=== Problem description ===
Copy out everything from the start of the material down through the line containing "27, 269, 39]", with both ends included.

=== Entries supplied ===
┌──

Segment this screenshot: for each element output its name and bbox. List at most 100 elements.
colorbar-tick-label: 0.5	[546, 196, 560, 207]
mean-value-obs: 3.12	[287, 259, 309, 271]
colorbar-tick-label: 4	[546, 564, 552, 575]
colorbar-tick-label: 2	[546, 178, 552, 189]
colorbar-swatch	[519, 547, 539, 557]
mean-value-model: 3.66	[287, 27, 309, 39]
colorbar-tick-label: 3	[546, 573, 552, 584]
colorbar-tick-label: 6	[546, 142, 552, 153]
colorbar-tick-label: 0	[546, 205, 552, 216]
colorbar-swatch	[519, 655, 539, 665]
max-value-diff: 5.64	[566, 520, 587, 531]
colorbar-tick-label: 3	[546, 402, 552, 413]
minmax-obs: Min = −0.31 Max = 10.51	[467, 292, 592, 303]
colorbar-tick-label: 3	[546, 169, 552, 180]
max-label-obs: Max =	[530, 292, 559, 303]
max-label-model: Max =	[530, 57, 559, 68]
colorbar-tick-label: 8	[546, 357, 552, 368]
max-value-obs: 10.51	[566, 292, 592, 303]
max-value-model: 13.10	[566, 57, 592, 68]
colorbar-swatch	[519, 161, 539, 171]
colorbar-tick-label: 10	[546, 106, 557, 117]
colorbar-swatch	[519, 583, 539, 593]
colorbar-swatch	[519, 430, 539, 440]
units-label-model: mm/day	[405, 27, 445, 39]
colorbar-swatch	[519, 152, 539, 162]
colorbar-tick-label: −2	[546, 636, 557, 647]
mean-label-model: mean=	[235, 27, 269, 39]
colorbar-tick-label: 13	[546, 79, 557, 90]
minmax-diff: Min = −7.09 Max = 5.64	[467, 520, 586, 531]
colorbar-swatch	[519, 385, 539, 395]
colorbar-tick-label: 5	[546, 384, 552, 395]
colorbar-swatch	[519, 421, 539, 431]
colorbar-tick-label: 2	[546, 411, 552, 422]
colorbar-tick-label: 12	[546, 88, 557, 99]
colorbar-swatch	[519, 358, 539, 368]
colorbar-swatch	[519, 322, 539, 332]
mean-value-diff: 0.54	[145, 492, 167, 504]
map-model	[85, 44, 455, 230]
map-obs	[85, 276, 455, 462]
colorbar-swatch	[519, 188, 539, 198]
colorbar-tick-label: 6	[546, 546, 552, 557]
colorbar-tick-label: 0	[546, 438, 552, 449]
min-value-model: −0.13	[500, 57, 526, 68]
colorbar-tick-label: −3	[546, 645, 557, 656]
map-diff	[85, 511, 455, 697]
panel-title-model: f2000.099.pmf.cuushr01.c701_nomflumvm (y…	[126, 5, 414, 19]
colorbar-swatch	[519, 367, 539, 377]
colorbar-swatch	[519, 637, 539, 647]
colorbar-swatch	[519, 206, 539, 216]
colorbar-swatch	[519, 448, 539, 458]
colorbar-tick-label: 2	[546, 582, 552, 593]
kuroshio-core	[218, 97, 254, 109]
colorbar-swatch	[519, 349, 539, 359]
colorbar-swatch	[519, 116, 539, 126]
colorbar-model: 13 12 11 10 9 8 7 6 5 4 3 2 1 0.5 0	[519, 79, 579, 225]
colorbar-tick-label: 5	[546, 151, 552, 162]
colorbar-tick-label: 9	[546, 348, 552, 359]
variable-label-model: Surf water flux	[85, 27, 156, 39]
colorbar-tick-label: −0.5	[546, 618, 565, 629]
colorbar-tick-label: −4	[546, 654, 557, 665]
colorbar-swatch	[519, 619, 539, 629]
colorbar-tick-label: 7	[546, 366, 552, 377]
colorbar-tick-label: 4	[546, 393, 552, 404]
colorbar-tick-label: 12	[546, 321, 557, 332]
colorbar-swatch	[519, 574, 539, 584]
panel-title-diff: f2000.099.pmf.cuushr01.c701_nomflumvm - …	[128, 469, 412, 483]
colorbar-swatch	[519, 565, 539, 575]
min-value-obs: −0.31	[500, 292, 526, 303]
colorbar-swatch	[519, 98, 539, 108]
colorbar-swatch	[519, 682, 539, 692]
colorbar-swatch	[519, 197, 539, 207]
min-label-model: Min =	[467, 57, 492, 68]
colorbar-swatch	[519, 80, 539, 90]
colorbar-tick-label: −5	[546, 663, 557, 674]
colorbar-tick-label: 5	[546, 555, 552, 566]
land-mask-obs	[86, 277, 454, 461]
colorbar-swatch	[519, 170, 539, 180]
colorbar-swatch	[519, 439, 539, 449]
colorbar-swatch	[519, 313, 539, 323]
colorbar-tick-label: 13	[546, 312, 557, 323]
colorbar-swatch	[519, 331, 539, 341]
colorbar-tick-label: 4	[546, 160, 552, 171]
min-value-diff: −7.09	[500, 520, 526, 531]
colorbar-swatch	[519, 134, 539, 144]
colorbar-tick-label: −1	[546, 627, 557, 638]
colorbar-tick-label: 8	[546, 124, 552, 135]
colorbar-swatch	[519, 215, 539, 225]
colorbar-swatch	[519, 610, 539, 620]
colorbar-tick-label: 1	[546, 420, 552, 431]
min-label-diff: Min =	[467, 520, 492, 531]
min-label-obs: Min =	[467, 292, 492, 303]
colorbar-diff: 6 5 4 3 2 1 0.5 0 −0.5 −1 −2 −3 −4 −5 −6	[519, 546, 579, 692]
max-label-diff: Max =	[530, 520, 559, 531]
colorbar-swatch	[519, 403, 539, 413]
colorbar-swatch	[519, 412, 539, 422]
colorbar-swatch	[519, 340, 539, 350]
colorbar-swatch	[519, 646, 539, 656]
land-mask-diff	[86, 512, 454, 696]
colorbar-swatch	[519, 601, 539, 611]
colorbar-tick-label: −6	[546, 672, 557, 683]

└──

=== Task output ===
Segment this screenshot: for each element output its name and bbox. List at most 100 elements.
colorbar-tick-label: 0.5	[546, 196, 560, 207]
mean-value-obs: 3.12	[287, 259, 309, 271]
colorbar-tick-label: 4	[546, 564, 552, 575]
colorbar-tick-label: 2	[546, 178, 552, 189]
colorbar-swatch	[519, 547, 539, 557]
mean-value-model: 3.66	[287, 27, 309, 39]
colorbar-tick-label: 3	[546, 573, 552, 584]
colorbar-tick-label: 6	[546, 142, 552, 153]
colorbar-tick-label: 0	[546, 205, 552, 216]
colorbar-swatch	[519, 655, 539, 665]
max-value-diff: 5.64	[566, 520, 587, 531]
colorbar-tick-label: 3	[546, 402, 552, 413]
minmax-obs: Min = −0.31 Max = 10.51	[467, 292, 592, 303]
colorbar-tick-label: 3	[546, 169, 552, 180]
max-label-obs: Max =	[530, 292, 559, 303]
max-label-model: Max =	[530, 57, 559, 68]
colorbar-tick-label: 8	[546, 357, 552, 368]
max-value-obs: 10.51	[566, 292, 592, 303]
max-value-model: 13.10	[566, 57, 592, 68]
colorbar-swatch	[519, 161, 539, 171]
colorbar-tick-label: 10	[546, 106, 557, 117]
colorbar-swatch	[519, 583, 539, 593]
colorbar-swatch	[519, 430, 539, 440]
units-label-model: mm/day	[405, 27, 445, 39]
colorbar-swatch	[519, 152, 539, 162]
colorbar-tick-label: −2	[546, 636, 557, 647]
mean-label-model: mean=	[235, 27, 269, 39]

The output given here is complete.